Naja also bei meinem Scythe Mugen 5 erreiche ich in zB Forza Horizon 4 (alles auf Ultra) so 53 Grad. Aber der Lüfter dreht auch locker mit 1200 Rpm oder mehr, und das hört man. Ich glaube für einen Ryzen 5 1600 dürfte eine AiO 120mm mit Push Pull, also mit 2 Lüftern (Corsair H75 2018) doch ausreichen oder? Bei OC in ein paar Jahren könnte es dann so sein, dass die Lüfter halt schneller drehen müssen und die Pumpe eventuell etwas lauter wird, wobei ich oft lese, dass man die eh nicht hört. Ich möchte mich halt erstmal ranwagen, ich weiß deshalb nicht ob ich direkt mal 150 Euro in eine Corsair H115i Pro (280mm) investieren möchte...


----------



## Abductee (24. November 2018)

Da ist deine Lüfterkurve aber falsch eingestellt, die Lüfter laufen unnötig schnell.
Wenn dich der Lüfter vom Mugen mit 1200rpm stört hast du noch nie einen mit 2000rpm gehört der gegen einen feinporigen Radiator einer AiO bläst.


----------



## dreamdomain (24. November 2018)

Abductee schrieb:


> Da ist deine Lüfterkurve aber falsch eingestellt, die Lüfter laufen unnötig schnell.

__DATEN ZUR AUFGABE__.

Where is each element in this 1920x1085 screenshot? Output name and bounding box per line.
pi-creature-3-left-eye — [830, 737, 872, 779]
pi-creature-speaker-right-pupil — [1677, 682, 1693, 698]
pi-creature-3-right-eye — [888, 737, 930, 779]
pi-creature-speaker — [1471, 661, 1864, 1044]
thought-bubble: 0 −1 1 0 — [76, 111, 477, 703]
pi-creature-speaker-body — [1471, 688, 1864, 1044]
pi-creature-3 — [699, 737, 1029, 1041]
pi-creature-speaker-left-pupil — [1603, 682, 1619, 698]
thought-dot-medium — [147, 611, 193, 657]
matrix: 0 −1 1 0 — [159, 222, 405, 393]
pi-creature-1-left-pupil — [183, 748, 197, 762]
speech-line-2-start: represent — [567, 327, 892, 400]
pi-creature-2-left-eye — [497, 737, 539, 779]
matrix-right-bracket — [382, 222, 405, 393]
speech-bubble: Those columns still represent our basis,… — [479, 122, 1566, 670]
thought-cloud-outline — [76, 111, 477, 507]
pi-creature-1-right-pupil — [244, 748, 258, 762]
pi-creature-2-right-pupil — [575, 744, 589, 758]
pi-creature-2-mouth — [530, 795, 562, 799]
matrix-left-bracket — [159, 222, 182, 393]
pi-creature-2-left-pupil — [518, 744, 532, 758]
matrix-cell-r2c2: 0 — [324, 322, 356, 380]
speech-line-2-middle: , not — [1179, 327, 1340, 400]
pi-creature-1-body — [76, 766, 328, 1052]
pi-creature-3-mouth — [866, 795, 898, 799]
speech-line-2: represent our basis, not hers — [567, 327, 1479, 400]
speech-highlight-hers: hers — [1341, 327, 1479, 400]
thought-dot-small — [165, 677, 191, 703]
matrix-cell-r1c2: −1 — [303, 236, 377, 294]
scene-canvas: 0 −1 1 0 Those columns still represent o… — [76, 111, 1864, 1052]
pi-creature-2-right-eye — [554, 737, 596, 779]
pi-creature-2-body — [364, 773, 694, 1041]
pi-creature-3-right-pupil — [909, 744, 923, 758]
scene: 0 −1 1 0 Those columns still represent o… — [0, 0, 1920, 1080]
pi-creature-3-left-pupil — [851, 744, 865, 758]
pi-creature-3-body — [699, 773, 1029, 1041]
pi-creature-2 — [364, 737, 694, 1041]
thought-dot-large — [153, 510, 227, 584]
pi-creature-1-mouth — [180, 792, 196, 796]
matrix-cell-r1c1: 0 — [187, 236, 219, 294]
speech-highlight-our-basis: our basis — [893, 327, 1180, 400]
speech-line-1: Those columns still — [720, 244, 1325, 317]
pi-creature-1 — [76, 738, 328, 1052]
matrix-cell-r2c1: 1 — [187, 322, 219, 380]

==

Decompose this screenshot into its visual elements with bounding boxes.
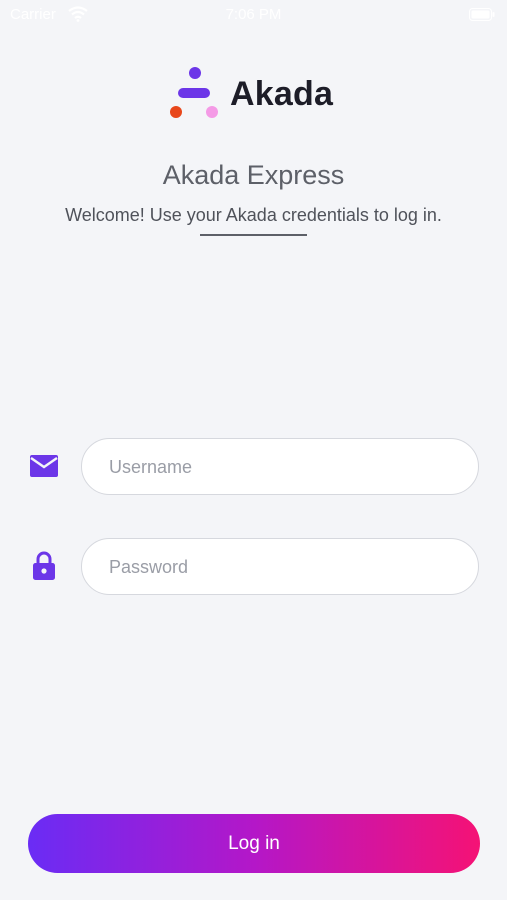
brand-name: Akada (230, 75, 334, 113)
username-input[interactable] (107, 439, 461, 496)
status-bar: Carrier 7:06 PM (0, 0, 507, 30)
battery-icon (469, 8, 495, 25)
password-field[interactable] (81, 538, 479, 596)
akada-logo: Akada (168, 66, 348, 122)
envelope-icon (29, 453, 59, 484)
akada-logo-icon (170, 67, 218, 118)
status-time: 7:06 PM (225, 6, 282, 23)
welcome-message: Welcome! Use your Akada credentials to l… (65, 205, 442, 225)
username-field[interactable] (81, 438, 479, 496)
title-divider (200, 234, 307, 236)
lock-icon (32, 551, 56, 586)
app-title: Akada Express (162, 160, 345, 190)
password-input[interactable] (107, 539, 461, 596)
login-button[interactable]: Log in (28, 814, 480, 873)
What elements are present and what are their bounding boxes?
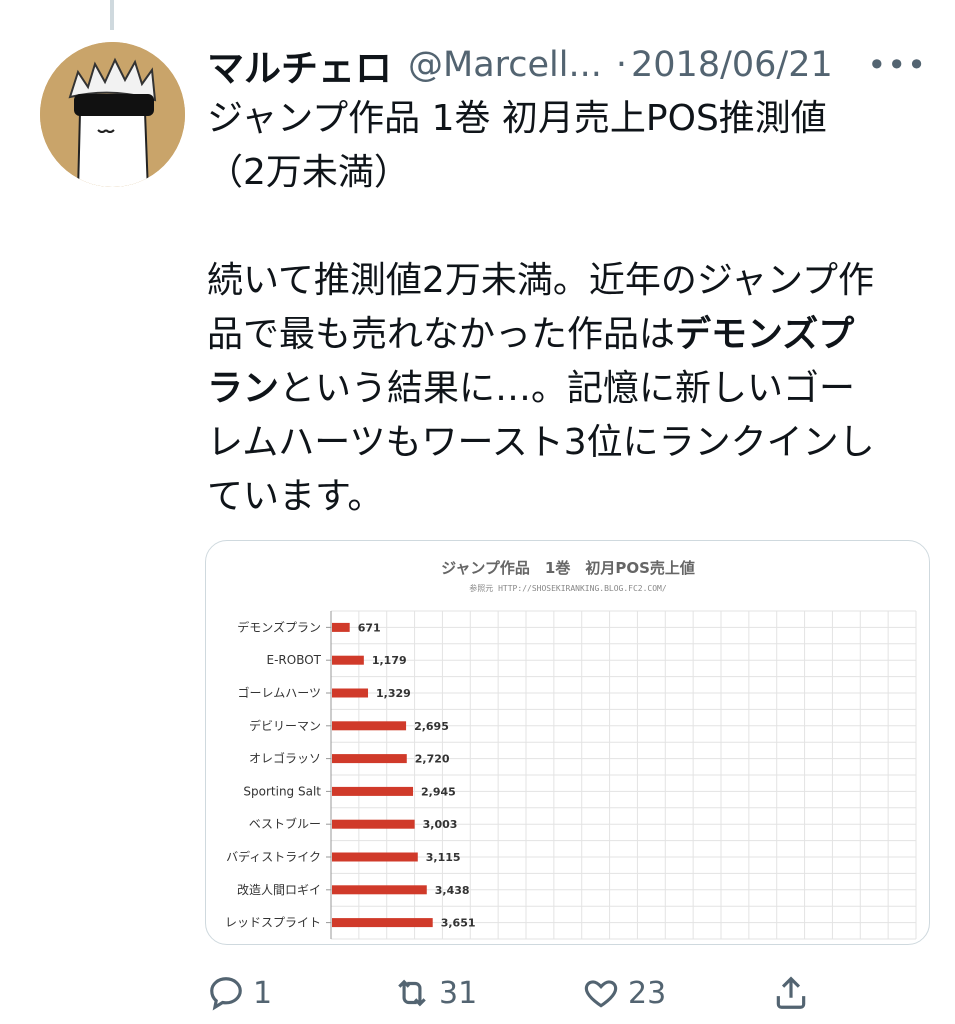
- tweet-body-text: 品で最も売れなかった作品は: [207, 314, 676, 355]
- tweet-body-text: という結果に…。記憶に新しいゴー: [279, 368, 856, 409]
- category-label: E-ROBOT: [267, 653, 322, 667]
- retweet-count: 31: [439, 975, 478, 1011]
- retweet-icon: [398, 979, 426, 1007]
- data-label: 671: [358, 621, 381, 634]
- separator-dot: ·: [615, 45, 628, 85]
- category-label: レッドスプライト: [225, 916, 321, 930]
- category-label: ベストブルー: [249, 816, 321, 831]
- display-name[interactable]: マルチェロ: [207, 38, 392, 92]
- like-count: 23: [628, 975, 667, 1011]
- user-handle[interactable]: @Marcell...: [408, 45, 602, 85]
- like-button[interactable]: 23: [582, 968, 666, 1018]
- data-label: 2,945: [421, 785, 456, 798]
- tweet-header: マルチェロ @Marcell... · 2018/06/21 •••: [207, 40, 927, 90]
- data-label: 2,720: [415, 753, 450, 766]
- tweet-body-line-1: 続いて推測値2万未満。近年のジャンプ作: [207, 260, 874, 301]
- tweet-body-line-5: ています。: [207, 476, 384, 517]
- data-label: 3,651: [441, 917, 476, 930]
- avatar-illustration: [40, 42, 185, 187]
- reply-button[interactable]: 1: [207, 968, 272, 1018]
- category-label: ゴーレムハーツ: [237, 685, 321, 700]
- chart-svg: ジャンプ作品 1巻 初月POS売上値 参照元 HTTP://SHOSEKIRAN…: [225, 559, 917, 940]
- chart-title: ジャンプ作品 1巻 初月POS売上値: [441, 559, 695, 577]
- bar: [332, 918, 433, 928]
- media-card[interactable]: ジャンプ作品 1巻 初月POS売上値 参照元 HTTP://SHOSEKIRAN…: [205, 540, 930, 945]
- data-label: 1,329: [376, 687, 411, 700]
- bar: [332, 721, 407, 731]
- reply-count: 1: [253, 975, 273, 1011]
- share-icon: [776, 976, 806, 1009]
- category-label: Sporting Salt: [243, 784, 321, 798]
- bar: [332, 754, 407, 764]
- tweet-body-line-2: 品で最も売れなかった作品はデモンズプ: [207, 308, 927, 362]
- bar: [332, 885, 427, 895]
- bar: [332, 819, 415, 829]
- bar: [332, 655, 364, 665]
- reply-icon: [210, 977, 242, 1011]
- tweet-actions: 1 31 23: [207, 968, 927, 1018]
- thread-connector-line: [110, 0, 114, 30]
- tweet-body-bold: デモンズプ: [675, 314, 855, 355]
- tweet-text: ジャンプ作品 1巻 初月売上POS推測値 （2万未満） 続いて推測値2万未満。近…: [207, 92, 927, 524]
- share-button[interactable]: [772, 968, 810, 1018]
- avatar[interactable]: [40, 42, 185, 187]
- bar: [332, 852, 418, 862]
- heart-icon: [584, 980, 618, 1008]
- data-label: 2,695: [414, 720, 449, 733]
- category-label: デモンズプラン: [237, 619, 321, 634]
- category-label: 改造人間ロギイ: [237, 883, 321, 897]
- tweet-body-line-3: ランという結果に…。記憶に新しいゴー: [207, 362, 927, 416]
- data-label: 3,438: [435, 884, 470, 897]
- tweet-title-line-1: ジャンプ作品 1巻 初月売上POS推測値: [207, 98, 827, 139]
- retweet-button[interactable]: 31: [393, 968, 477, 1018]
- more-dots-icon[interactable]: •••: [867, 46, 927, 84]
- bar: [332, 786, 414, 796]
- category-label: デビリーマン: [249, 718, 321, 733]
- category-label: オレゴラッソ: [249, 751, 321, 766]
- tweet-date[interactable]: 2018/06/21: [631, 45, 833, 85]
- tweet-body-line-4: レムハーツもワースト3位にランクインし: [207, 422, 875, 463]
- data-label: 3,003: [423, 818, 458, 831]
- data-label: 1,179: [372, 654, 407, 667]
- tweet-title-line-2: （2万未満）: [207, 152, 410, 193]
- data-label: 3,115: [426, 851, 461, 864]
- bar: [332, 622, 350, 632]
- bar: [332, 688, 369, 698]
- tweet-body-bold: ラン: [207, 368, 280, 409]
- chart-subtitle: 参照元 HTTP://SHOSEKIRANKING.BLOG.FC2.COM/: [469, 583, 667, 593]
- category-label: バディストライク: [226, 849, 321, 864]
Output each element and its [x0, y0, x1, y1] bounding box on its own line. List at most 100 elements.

__AUFGABEN__.
1 - Welche Temperatur wird laut dem Textauszug mit dem Scythe Mugen 5 in Forza Horizon 4 erreicht?
2 - Schreiben Sie aus den Einträgen genau den Teil ab, der mit der Zeile beginnt, die "Where is each" enthält, und mit der Zeile endet, die "pi-creature-2-right-pupil — [575, 744, 589, 758]" enthält, beide Zeilen eingeschlossen.
Die Einträge haben mit dem Textauszug nichts zu tun.

__LÖSUNGEN__.
1 - Etwa 53 Grad.

2 -
Where is each element in this 1920x1085 screenshot? Output name and bounding box per line.
pi-creature-3-left-eye — [830, 737, 872, 779]
pi-creature-speaker-right-pupil — [1677, 682, 1693, 698]
pi-creature-3-right-eye — [888, 737, 930, 779]
pi-creature-speaker — [1471, 661, 1864, 1044]
thought-bubble: 0 −1 1 0 — [76, 111, 477, 703]
pi-creature-speaker-body — [1471, 688, 1864, 1044]
pi-creature-3 — [699, 737, 1029, 1041]
pi-creature-speaker-left-pupil — [1603, 682, 1619, 698]
thought-dot-medium — [147, 611, 193, 657]
matrix: 0 −1 1 0 — [159, 222, 405, 393]
pi-creature-1-left-pupil — [183, 748, 197, 762]
speech-line-2-start: represent — [567, 327, 892, 400]
pi-creature-2-left-eye — [497, 737, 539, 779]
matrix-right-bracket — [382, 222, 405, 393]
speech-bubble: Those columns still represent our basis,… — [479, 122, 1566, 670]
thought-cloud-outline — [76, 111, 477, 507]
pi-creature-1-right-pupil — [244, 748, 258, 762]
pi-creature-2-right-pupil — [575, 744, 589, 758]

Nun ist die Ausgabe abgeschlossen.